## Begin

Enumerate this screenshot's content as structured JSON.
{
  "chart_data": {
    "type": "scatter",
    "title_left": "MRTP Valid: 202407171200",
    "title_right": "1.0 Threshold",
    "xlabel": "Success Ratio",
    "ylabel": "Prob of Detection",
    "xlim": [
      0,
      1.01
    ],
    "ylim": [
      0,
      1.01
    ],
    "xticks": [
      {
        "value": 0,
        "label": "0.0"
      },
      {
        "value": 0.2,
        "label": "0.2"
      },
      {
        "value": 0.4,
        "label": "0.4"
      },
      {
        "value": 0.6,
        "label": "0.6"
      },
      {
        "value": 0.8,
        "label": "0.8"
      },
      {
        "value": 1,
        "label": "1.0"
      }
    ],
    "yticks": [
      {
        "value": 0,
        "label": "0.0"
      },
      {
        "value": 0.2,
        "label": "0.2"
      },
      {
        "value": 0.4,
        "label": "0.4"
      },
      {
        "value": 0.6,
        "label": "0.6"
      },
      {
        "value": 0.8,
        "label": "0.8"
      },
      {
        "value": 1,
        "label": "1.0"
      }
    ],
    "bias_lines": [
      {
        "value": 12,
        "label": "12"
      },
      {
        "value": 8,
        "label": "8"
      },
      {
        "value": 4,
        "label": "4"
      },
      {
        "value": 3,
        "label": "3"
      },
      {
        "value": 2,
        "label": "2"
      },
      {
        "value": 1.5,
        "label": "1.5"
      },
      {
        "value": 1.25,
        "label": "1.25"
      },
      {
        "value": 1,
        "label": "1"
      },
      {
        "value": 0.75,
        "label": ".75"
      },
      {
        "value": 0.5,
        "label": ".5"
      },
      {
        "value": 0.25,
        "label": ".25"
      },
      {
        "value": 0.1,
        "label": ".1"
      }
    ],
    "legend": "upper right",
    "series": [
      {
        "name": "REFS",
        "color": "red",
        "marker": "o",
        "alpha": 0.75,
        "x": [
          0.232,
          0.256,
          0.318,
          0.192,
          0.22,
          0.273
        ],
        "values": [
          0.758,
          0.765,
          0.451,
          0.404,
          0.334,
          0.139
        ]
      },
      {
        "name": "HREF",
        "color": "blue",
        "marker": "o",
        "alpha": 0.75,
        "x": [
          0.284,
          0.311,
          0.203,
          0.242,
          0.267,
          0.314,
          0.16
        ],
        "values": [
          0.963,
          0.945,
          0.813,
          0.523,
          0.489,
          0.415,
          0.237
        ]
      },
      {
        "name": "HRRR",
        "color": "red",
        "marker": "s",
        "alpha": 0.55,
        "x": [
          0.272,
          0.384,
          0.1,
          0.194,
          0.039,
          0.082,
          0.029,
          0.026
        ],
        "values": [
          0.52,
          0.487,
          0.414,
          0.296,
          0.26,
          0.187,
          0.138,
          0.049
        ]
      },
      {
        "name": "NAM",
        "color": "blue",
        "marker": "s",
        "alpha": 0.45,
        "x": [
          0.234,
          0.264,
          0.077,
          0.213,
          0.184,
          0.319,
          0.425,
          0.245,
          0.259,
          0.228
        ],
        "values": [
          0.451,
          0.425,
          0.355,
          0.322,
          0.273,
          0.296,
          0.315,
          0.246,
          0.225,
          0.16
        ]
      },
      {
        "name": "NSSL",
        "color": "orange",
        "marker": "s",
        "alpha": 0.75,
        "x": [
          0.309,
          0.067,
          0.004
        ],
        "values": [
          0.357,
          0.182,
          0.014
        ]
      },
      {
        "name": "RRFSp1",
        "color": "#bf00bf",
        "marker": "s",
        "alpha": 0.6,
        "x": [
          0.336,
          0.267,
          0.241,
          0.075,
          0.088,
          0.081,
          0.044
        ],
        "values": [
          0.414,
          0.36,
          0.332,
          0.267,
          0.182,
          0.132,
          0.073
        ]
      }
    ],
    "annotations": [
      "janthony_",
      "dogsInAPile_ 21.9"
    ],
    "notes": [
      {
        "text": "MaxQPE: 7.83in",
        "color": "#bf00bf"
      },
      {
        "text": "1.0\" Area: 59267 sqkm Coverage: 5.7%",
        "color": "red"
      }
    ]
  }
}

## End

### Written instruction
Copy out each record, keeping every word as it is.

### Output of the task
Enumerate this screenshot's content as structured JSON.
{
  "chart_data": {
    "type": "scatter",
    "title_left": "MRTP Valid: 202407171200",
    "title_right": "1.0 Threshold",
    "xlabel": "Success Ratio",
    "ylabel": "Prob of Detection",
    "xlim": [
      0,
      1.01
    ],
    "ylim": [
      0,
      1.01
    ],
    "xticks": [
      {
        "value": 0,
        "label": "0.0"
      },
      {
        "value": 0.2,
        "label": "0.2"
      },
      {
        "value": 0.4,
        "label": "0.4"
      },
      {
        "value": 0.6,
        "label": "0.6"
      },
      {
        "value": 0.8,
        "label": "0.8"
      },
      {
        "value": 1,
        "label": "1.0"
      }
    ],
    "yticks": [
      {
        "value": 0,
        "label": "0.0"
      },
      {
        "value": 0.2,
        "label": "0.2"
      },
      {
        "value": 0.4,
        "label": "0.4"
      },
      {
        "value": 0.6,
        "label": "0.6"
      },
      {
        "value": 0.8,
        "label": "0.8"
      },
      {
        "value": 1,
        "label": "1.0"
      }
    ],
    "bias_lines": [
      {
        "value": 12,
        "label": "12"
      },
      {
        "value": 8,
        "label": "8"
      },
      {
        "value": 4,
        "label": "4"
      },
      {
        "value": 3,
        "label": "3"
      },
      {
        "value": 2,
        "label": "2"
      },
      {
        "value": 1.5,
        "label": "1.5"
      },
      {
        "value": 1.25,
        "label": "1.25"
      },
      {
        "value": 1,
        "label": "1"
      },
      {
        "value": 0.75,
        "label": ".75"
      },
      {
        "value": 0.5,
        "label": ".5"
      },
      {
        "value": 0.25,
        "label": ".25"
      },
      {
        "value": 0.1,
        "label": ".1"
      }
    ],
    "legend": "upper right",
    "series": [
      {
        "name": "REFS",
        "color": "red",
        "marker": "o",
        "alpha": 0.75,
        "x": [
          0.232,
          0.256,
          0.318,
          0.192,
          0.22,
          0.273
        ],
        "values": [
          0.758,
          0.765,
          0.451,
          0.404,
          0.334,
          0.139
        ]
      },
      {
        "name": "HREF",
        "color": "blue",
        "marker": "o",
        "alpha": 0.75,
        "x": [
          0.284,
          0.311,
          0.203,
          0.242,
          0.267,
          0.314,
          0.16
        ],
        "values": [
          0.963,
          0.945,
          0.813,
          0.523,
          0.489,
          0.415,
          0.237
        ]
      },
      {
        "name": "HRRR",
        "color": "red",
        "marker": "s",
        "alpha": 0.55,
        "x": [
          0.272,
          0.384,
          0.1,
          0.194,
          0.039,
          0.082,
          0.029,
          0.026
        ],
        "values": [
          0.52,
          0.487,
          0.414,
          0.296,
          0.26,
          0.187,
          0.138,
          0.049
        ]
      },
      {
        "name": "NAM",
        "color": "blue",
        "marker": "s",
        "alpha": 0.45,
        "x": [
          0.234,
          0.264,
          0.077,
          0.213,
          0.184,
          0.319,
          0.425,
          0.245,
          0.259,
          0.228
        ],
        "values": [
          0.451,
          0.425,
          0.355,
          0.322,
          0.273,
          0.296,
          0.315,
          0.246,
          0.225,
          0.16
        ]
      },
      {
        "name": "NSSL",
        "color": "orange",
        "marker": "s",
        "alpha": 0.75,
        "x": [
          0.309,
          0.067,
          0.004
        ],
        "values": [
          0.357,
          0.182,
          0.014
        ]
      },
      {
        "name": "RRFSp1",
        "color": "#bf00bf",
        "marker": "s",
        "alpha": 0.6,
        "x": [
          0.336,
          0.267,
          0.241,
          0.075,
          0.088,
          0.081,
          0.044
        ],
        "values": [
          0.414,
          0.36,
          0.332,
          0.267,
          0.182,
          0.132,
          0.073
        ]
      }
    ],
    "annotations": [
      "janthony_",
      "dogsInAPile_ 21.9"
    ],
    "notes": [
      {
        "text": "MaxQPE: 7.83in",
        "color": "#bf00bf"
      },
      {
        "text": "1.0\" Area: 59267 sqkm Coverage: 5.7%",
        "color": "red"
      }
    ]
  }
}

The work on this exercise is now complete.